Stored data:

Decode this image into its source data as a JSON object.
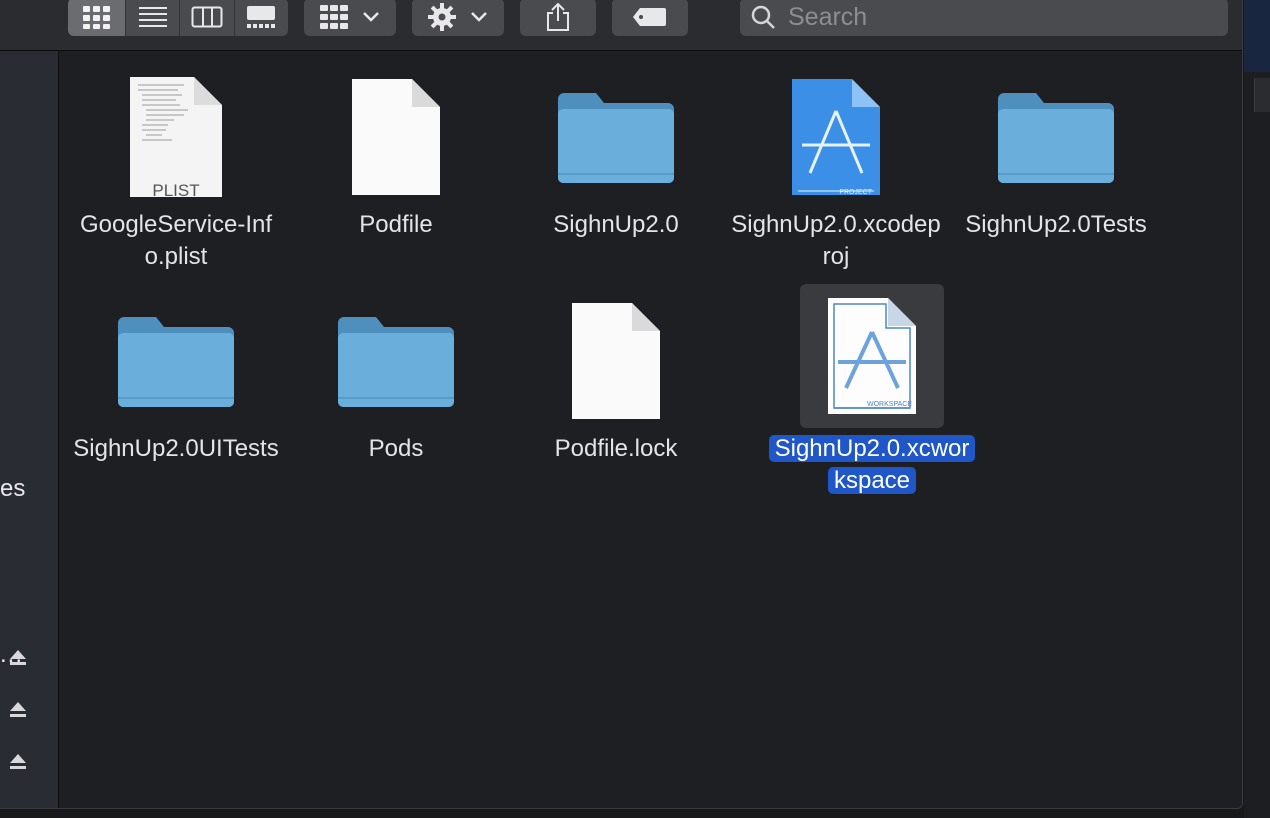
{
  "toolbar": {
    "search_placeholder": "Search"
  },
  "sidebar": {
    "partial_label": "es",
    "ellipsis": "..."
  },
  "files": [
    {
      "name": "GoogleService-Info.plist",
      "kind": "plist",
      "badge": "PLIST"
    },
    {
      "name": "Podfile",
      "kind": "document"
    },
    {
      "name": "SighnUp2.0",
      "kind": "folder"
    },
    {
      "name": "SighnUp2.0.xcodeproj",
      "kind": "xcodeproj",
      "badge": "PROJECT"
    },
    {
      "name": "SighnUp2.0Tests",
      "kind": "folder"
    },
    {
      "name": "SighnUp2.0UITests",
      "kind": "folder"
    },
    {
      "name": "Pods",
      "kind": "folder"
    },
    {
      "name": "Podfile.lock",
      "kind": "document"
    },
    {
      "name": "SighnUp2.0.xcworkspace",
      "kind": "xcworkspace",
      "badge": "WORKSPACE",
      "selected": true
    }
  ],
  "colors": {
    "selection": "#1f57c8",
    "folder": "#6aaedb",
    "xcode_blue": "#3b8fe6"
  }
}
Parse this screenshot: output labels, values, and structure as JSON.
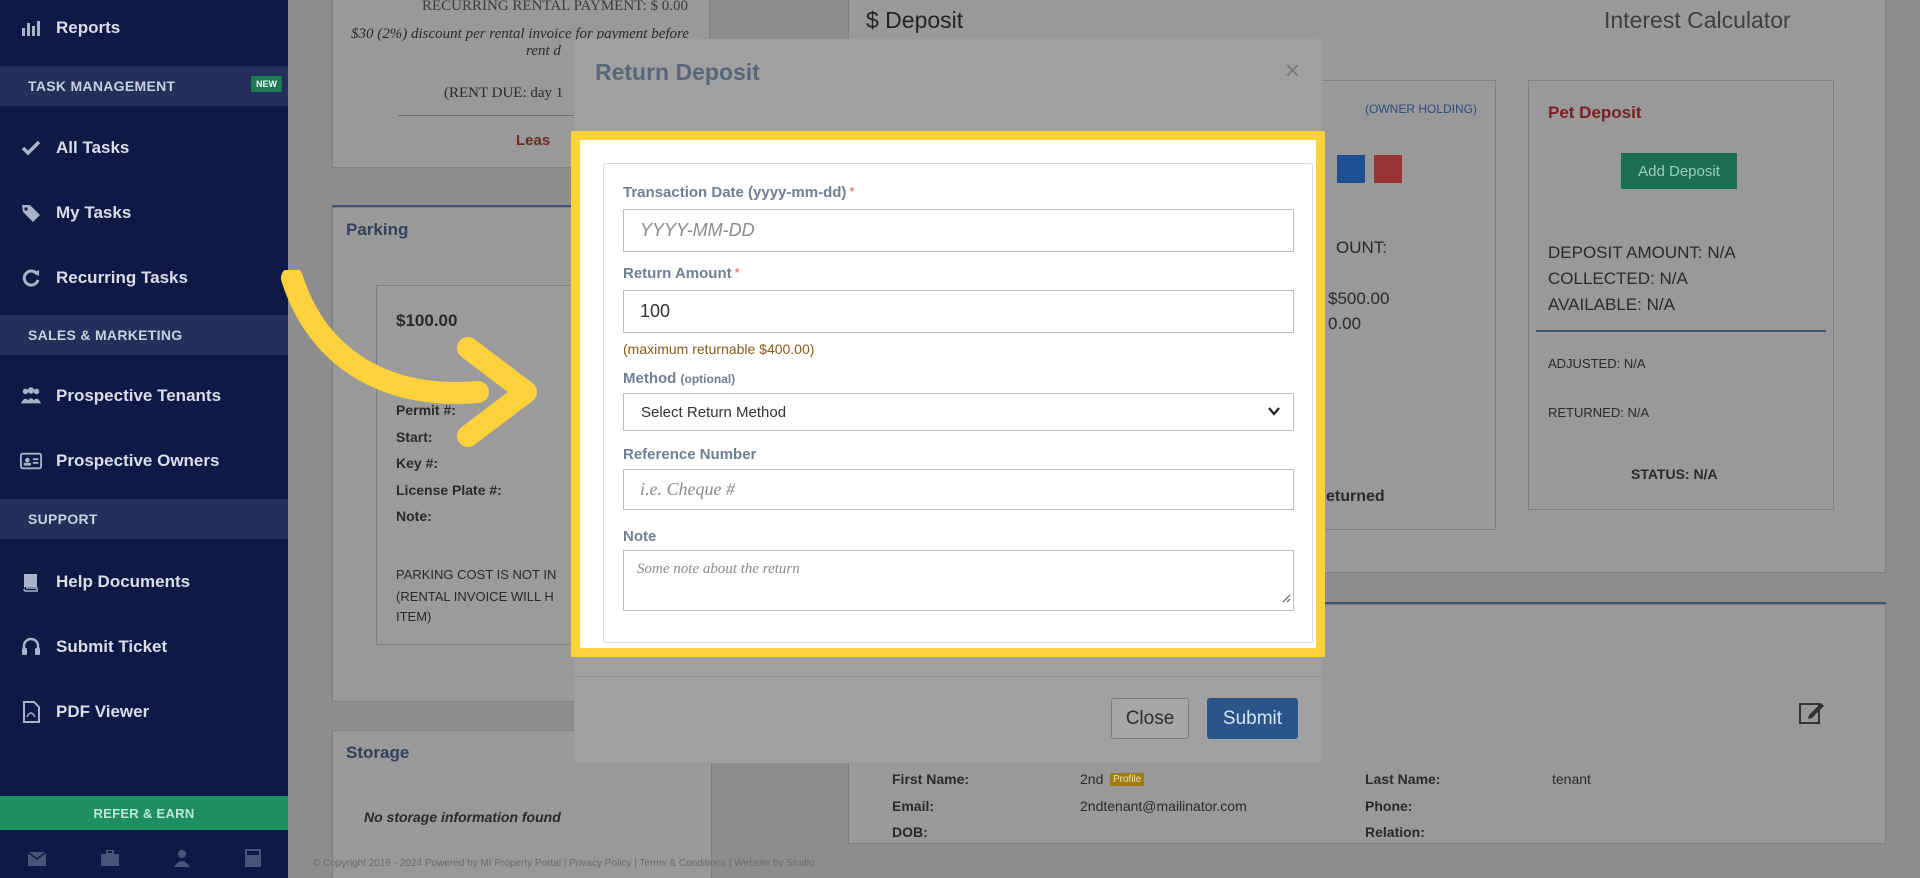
{
  "sidebar": {
    "reports": "Reports",
    "task_management": "TASK MANAGEMENT",
    "new_badge": "NEW",
    "all_tasks": "All Tasks",
    "my_tasks": "My Tasks",
    "recurring_tasks": "Recurring Tasks",
    "sales_marketing": "SALES & MARKETING",
    "prospective_tenants": "Prospective Tenants",
    "prospective_owners": "Prospective Owners",
    "support": "SUPPORT",
    "help_documents": "Help Documents",
    "submit_ticket": "Submit Ticket",
    "pdf_viewer": "PDF Viewer",
    "refer_earn": "REFER & EARN"
  },
  "background": {
    "recurring_payment": "RECURRING RENTAL PAYMENT: $ 0.00",
    "discount_line1": "$30 (2%) discount per rental invoice for payment before",
    "discount_line2": "rent d",
    "rent_due": "(RENT DUE: day 1",
    "lease": "Leas",
    "parking_title": "Parking",
    "parking_amount": "$100.00",
    "permit": "Permit #:",
    "start": "Start:",
    "key": "Key #:",
    "license_plate": "License Plate #:",
    "note": "Note:",
    "parking_cost_1": "PARKING COST IS NOT IN",
    "parking_cost_2": "(RENTAL INVOICE WILL H",
    "parking_cost_3": "ITEM)",
    "storage_title": "Storage",
    "no_storage": "No storage information found",
    "deposit_title": "$ Deposit",
    "interest_calculator": "Interest Calculator",
    "owner_holding": "(OWNER HOLDING)",
    "ount": "OUNT:",
    "amount_500": "$500.00",
    "amount_0": "0.00",
    "returned": "eturned",
    "pet_deposit": "Pet Deposit",
    "add_deposit": "Add Deposit",
    "deposit_amount": "DEPOSIT AMOUNT: N/A",
    "collected": "COLLECTED: N/A",
    "available": "AVAILABLE: N/A",
    "adjusted": "ADJUSTED: N/A",
    "returned_na": "RETURNED: N/A",
    "status": "STATUS: N/A",
    "first_name_label": "First Name:",
    "first_name_value": "2nd",
    "profile_badge": "Profile",
    "last_name_label": "Last Name:",
    "last_name_value": "tenant",
    "email_label": "Email:",
    "email_value": "2ndtenant@mailinator.com",
    "phone_label": "Phone:",
    "dob_label": "DOB:",
    "relation_label": "Relation:",
    "copyright": "© Copyright 2016 - 2024 Powered by MI Property Portal | Privacy Policy | Terms & Conditions | Website by Studio"
  },
  "modal": {
    "title": "Return Deposit",
    "close_x": "×",
    "transaction_date_label": "Transaction Date (yyyy-mm-dd)",
    "transaction_date_placeholder": "YYYY-MM-DD",
    "return_amount_label": "Return Amount",
    "return_amount_value": "100",
    "max_returnable": "(maximum returnable $400.00)",
    "method_label": "Method",
    "method_optional": "(optional)",
    "method_selected": "Select Return Method",
    "reference_label": "Reference Number",
    "reference_placeholder": "i.e. Cheque #",
    "note_label": "Note",
    "note_placeholder": "Some note about the return",
    "required_mark": "*",
    "close_button": "Close",
    "submit_button": "Submit"
  },
  "colors": {
    "sidebar_bg": "#0e1945",
    "highlight": "#fbd13c",
    "submit_bg": "#2b5588",
    "refer_bg": "#1e8f61"
  }
}
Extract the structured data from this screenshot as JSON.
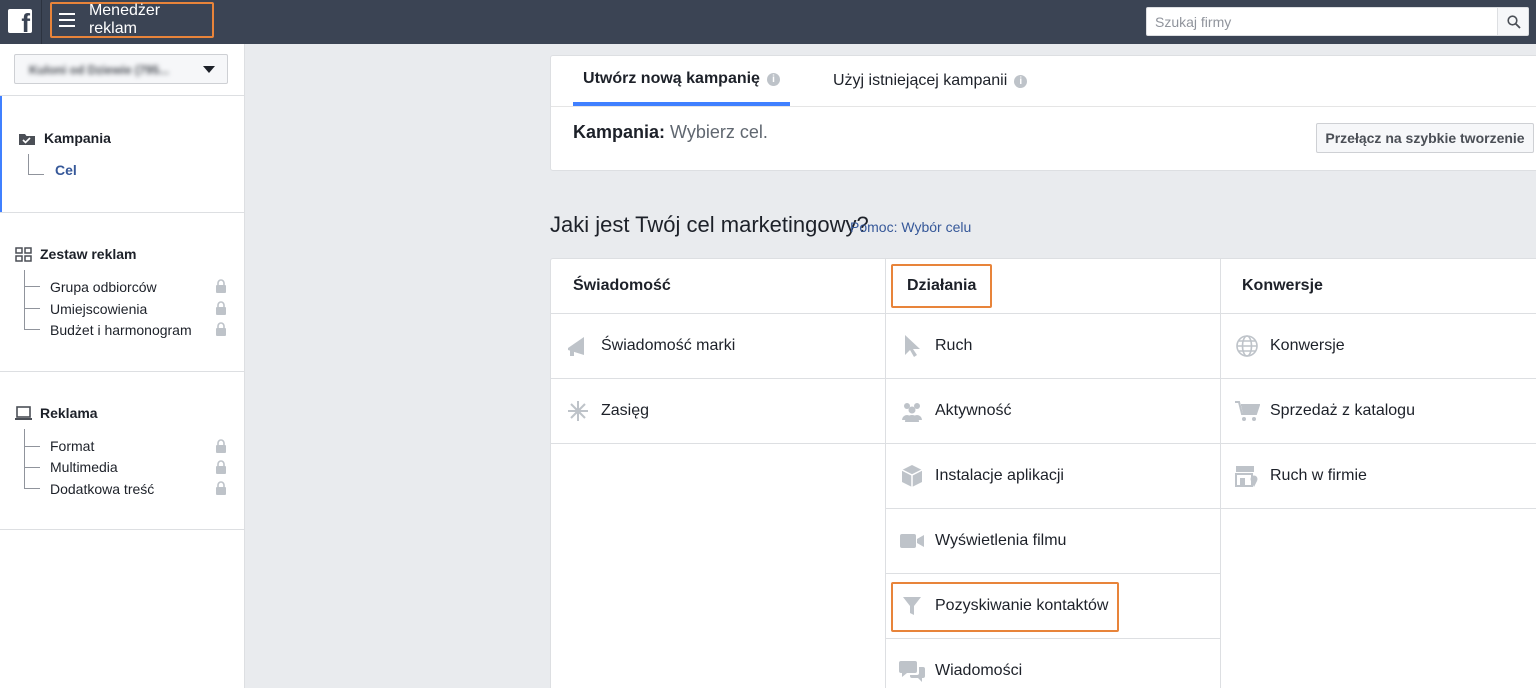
{
  "topbar": {
    "logo_letter": "f",
    "menu_label": "Menedżer reklam",
    "search_placeholder": "Szukaj firmy"
  },
  "sidebar": {
    "account_name": "Kuloni od Dziewie (795...",
    "campaign": {
      "title": "Kampania",
      "items": [
        {
          "label": "Cel"
        }
      ]
    },
    "adset": {
      "title": "Zestaw reklam",
      "items": [
        {
          "label": "Grupa odbiorców"
        },
        {
          "label": "Umiejscowienia"
        },
        {
          "label": "Budżet i harmonogram"
        }
      ]
    },
    "ad": {
      "title": "Reklama",
      "items": [
        {
          "label": "Format"
        },
        {
          "label": "Multimedia"
        },
        {
          "label": "Dodatkowa treść"
        }
      ]
    }
  },
  "tabs": [
    {
      "label": "Utwórz nową kampanię",
      "info": "i"
    },
    {
      "label": "Użyj istniejącej kampanii",
      "info": "i"
    }
  ],
  "campaign_line": {
    "label": "Kampania:",
    "value": "Wybierz cel."
  },
  "quick_button": "Przełącz na szybkie tworzenie",
  "question": "Jaki jest Twój cel marketingowy?",
  "help_link": "Pomoc: Wybór celu",
  "objectives": {
    "columns": [
      {
        "title": "Świadomość",
        "items": [
          {
            "label": "Świadomość marki",
            "icon": "megaphone-icon"
          },
          {
            "label": "Zasięg",
            "icon": "reach-icon"
          }
        ]
      },
      {
        "title": "Działania",
        "items": [
          {
            "label": "Ruch",
            "icon": "cursor-icon"
          },
          {
            "label": "Aktywność",
            "icon": "people-icon"
          },
          {
            "label": "Instalacje aplikacji",
            "icon": "box-icon"
          },
          {
            "label": "Wyświetlenia filmu",
            "icon": "video-camera-icon"
          },
          {
            "label": "Pozyskiwanie kontaktów",
            "icon": "funnel-icon"
          },
          {
            "label": "Wiadomości",
            "icon": "chat-bubbles-icon"
          }
        ]
      },
      {
        "title": "Konwersje",
        "items": [
          {
            "label": "Konwersje",
            "icon": "globe-icon"
          },
          {
            "label": "Sprzedaż z katalogu",
            "icon": "cart-icon"
          },
          {
            "label": "Ruch w firmie",
            "icon": "store-icon"
          }
        ]
      }
    ]
  },
  "colors": {
    "topbar": "#3b4454",
    "accent": "#4080ff",
    "highlight": "#e8843a",
    "link": "#365899"
  }
}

Given instruction
List all lines where "this" occurs.

Result
Decode this image into its source data as a JSON object.
Parse this screenshot: output labels, values, and structure as JSON.
Extract the structured data from this screenshot as JSON.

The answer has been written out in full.